» **EXERCISE BRIEF**: From the line with "Extract all readable text from this page." through the final line below, restate each line word for word and return nothing else.

(Items listed in a dataset)

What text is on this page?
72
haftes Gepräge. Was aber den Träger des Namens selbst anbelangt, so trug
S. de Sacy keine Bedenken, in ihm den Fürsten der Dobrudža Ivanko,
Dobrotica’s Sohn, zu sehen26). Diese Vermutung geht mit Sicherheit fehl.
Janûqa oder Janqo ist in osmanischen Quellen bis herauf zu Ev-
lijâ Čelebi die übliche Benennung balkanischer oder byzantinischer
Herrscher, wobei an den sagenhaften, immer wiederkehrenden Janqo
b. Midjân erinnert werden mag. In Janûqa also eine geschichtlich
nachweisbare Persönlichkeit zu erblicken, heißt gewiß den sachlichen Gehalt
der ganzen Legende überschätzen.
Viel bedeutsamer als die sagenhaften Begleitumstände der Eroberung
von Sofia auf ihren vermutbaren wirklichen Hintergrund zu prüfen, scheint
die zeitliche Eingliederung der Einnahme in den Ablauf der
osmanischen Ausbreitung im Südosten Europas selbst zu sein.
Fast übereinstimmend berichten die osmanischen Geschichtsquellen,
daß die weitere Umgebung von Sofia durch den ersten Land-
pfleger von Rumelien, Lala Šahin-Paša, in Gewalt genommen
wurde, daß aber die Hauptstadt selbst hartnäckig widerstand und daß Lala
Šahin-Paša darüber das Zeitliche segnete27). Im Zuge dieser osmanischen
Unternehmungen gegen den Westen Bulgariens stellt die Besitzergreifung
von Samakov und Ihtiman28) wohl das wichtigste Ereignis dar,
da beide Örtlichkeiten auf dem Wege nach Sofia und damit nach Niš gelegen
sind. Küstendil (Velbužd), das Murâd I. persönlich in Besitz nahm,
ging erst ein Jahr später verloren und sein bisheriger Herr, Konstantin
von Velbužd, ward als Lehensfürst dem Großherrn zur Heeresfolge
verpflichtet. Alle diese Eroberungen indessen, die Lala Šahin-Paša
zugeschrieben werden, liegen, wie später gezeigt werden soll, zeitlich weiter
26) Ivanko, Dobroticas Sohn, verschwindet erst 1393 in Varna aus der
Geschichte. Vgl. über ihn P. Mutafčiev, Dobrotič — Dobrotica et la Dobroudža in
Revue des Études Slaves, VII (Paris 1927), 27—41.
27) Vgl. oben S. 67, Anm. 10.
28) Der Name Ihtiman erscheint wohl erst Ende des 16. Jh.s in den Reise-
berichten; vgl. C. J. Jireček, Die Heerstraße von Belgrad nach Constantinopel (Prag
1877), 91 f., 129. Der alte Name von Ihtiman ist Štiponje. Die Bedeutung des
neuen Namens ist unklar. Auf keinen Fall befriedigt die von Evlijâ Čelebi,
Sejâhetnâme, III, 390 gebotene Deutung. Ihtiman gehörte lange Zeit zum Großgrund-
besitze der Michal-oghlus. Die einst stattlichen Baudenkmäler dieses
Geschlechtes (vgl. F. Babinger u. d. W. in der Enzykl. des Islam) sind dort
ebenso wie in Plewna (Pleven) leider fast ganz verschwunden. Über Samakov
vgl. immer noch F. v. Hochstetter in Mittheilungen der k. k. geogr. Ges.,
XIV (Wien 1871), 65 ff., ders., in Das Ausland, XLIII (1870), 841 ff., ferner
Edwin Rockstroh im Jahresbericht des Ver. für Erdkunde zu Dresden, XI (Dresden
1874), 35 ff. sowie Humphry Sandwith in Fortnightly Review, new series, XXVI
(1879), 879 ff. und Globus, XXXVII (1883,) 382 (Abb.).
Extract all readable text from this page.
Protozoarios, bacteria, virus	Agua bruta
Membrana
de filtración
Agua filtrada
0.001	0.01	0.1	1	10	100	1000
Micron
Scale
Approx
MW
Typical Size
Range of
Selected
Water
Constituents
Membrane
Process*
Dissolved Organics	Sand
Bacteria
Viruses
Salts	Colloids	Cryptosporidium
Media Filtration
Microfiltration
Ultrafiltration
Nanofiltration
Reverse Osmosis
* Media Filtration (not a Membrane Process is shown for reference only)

» **SOLUTION**:
Extract all readable text from this page.
Protozoarios, bacteria, virus	Agua bruta
Membrana
de filtración
Agua filtrada
0.001	0.01	0.1	1	10	100	1000
Micron
Scale
Approx
MW
Typical Size
Range of
Selected
Water
Constituents
Membrane
Process*
Dissolved Organics	Sand
Bacteria
Viruses
Salts	Colloids	Cryptosporidium
Media Filtration
Microfiltration
Ultrafiltration
Nanofiltration
Reverse Osmosis
* Media Filtration (not a Membrane Process is shown for reference only)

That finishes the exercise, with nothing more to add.